[START OF ENTRIES]

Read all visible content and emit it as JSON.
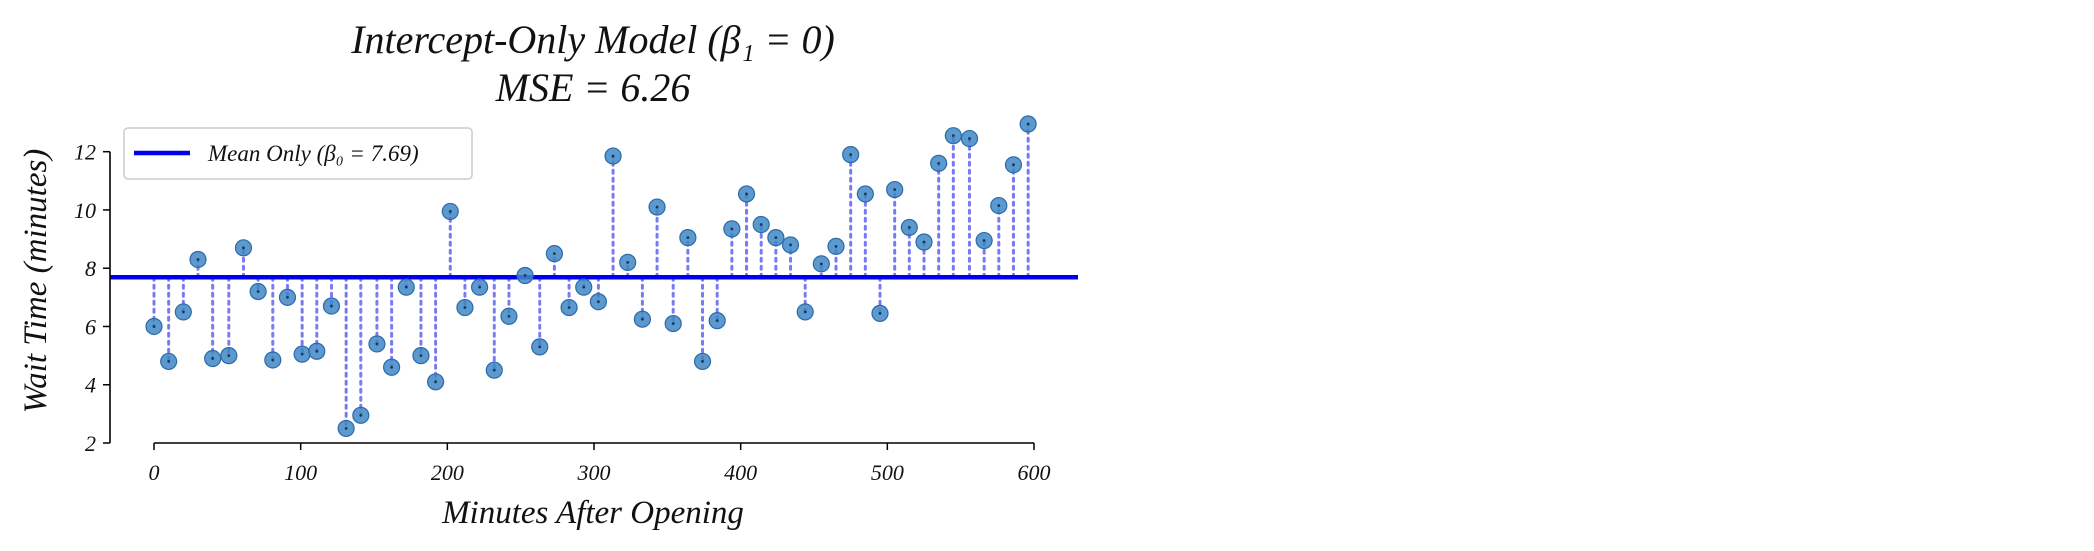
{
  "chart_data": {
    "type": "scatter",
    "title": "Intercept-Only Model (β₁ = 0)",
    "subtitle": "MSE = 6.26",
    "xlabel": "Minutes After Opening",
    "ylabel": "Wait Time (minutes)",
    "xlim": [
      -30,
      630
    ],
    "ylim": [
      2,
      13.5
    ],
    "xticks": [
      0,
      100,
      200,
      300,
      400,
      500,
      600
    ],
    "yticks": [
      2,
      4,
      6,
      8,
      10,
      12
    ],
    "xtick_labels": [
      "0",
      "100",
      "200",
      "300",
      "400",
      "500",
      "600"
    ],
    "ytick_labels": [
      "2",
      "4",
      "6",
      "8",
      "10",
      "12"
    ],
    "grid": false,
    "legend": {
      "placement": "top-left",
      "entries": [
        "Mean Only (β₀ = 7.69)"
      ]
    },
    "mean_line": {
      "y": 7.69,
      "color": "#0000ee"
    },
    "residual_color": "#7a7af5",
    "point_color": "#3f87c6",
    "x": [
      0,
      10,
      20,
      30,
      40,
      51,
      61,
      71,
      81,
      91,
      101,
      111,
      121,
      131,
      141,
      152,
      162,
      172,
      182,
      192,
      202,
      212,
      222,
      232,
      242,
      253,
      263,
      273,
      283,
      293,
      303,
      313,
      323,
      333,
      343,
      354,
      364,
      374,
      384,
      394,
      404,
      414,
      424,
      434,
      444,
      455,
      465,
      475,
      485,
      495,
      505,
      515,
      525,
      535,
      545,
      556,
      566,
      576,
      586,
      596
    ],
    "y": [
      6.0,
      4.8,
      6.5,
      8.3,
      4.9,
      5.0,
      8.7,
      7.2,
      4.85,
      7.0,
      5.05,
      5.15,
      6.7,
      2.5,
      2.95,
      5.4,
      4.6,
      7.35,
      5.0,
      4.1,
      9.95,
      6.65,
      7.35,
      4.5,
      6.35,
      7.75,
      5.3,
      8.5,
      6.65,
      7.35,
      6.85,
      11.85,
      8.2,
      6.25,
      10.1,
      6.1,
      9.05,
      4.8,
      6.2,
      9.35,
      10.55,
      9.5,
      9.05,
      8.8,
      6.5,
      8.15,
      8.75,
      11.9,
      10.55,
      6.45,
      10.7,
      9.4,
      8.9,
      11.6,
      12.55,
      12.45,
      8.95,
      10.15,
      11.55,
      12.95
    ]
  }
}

[END OF ENTRIES]

● **WHAT YOU ARE ASKED TO DO**
Show every line where the string "Only" appears.

● **CORRECT OUTPUT**
    "title": "Intercept-Only Model (β₁ = 0)",
        "Mean Only (β₀ = 7.69)"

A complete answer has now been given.